═══ Entries provided ═══
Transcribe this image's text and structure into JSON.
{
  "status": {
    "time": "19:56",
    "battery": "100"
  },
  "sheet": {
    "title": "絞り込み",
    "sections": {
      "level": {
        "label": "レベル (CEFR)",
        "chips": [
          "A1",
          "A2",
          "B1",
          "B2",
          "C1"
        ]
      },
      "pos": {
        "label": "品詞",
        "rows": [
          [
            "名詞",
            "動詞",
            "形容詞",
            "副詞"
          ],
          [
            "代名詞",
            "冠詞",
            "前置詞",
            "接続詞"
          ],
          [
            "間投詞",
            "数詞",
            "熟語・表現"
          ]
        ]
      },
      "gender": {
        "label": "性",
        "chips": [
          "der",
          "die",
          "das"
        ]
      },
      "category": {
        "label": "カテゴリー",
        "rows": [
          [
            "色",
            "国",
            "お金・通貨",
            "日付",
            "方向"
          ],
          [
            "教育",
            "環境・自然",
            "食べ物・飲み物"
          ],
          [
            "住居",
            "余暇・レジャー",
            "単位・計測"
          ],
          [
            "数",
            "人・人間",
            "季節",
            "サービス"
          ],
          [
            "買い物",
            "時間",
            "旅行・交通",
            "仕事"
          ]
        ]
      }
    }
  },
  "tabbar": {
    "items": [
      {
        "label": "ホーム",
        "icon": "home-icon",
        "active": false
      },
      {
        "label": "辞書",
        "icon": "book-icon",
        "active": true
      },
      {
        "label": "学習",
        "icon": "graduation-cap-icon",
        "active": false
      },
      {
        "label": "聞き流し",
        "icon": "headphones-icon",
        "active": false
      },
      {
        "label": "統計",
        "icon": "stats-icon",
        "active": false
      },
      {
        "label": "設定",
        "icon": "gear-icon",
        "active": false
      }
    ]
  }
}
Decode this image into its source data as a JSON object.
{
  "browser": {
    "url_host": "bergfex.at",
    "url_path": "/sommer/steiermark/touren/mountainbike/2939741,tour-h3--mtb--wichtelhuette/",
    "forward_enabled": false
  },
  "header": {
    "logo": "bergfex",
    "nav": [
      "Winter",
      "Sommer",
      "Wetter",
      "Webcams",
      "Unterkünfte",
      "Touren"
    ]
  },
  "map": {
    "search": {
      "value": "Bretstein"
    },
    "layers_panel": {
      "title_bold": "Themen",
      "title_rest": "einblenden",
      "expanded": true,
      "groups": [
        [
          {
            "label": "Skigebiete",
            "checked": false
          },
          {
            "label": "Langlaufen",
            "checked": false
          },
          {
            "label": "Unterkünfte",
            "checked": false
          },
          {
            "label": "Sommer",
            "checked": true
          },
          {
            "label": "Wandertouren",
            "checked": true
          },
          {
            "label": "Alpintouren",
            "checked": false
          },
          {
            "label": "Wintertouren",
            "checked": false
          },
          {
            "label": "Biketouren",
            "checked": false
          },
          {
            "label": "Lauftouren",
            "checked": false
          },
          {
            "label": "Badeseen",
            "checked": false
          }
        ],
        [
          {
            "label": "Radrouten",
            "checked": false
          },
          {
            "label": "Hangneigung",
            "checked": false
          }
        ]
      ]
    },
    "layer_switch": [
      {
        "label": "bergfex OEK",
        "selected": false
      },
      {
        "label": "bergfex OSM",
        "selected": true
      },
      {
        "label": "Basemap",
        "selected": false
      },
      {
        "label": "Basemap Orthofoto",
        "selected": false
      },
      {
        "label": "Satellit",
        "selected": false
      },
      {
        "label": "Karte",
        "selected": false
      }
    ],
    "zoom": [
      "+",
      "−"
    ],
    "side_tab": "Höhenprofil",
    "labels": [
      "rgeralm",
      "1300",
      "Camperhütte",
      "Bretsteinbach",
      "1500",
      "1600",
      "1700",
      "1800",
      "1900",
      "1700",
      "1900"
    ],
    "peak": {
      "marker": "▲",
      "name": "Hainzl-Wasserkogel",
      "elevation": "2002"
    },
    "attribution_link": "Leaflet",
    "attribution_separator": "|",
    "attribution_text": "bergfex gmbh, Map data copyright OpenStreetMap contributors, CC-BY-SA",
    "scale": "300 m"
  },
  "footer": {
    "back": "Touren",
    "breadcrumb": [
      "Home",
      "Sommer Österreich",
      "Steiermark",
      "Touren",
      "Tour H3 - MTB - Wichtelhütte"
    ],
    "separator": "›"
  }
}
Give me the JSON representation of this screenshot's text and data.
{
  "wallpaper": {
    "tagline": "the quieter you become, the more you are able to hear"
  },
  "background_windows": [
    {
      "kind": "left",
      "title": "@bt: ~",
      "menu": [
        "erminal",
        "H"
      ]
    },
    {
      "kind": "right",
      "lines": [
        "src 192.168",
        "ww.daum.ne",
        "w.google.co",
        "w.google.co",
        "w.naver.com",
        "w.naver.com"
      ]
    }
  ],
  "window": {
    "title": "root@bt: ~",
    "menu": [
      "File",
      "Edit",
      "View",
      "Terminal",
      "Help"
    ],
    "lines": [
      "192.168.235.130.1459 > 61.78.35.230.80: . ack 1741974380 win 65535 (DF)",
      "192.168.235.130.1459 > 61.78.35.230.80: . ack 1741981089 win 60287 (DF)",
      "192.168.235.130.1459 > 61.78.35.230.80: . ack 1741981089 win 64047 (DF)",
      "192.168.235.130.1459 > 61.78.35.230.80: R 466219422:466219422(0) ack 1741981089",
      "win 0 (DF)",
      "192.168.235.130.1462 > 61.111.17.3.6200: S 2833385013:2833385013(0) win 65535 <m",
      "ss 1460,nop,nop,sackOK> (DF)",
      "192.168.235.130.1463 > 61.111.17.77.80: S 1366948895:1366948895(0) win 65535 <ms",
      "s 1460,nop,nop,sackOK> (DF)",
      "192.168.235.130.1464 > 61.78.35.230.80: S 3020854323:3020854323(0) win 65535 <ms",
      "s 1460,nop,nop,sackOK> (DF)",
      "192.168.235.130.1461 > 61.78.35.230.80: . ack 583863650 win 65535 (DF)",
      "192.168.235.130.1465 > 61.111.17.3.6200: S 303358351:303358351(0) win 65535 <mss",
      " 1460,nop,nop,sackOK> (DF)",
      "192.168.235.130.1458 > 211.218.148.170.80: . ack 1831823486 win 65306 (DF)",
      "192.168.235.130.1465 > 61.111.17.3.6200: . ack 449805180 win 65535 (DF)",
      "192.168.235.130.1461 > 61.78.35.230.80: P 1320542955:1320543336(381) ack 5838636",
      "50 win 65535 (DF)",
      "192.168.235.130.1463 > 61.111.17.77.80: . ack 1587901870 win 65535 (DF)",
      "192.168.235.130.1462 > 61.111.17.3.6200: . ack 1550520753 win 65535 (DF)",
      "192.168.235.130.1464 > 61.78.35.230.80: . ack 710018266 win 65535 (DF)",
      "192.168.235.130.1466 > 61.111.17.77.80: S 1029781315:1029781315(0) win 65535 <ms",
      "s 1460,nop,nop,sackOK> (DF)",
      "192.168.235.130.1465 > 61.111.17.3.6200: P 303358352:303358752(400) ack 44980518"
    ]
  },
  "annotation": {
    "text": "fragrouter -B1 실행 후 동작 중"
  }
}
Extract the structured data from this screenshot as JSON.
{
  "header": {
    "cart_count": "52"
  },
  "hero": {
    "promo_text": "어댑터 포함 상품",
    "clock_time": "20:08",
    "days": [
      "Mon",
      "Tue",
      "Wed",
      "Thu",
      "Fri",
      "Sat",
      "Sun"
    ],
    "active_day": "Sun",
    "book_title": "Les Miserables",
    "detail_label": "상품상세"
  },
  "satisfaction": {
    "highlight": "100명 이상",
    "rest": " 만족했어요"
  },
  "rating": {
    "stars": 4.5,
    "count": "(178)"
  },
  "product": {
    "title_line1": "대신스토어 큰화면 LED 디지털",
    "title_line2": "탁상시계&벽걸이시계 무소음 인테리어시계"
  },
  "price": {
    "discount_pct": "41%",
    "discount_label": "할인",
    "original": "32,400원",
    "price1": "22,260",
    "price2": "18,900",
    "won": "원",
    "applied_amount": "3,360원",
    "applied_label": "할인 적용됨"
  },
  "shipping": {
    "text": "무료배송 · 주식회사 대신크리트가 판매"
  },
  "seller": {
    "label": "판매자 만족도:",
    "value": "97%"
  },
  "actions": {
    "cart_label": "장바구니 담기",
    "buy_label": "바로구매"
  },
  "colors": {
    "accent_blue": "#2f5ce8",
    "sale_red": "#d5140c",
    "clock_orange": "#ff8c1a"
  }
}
═══
Goal: Give the count of lines that hold the word "bergfex", with nothing added.

Response for this exercise: 5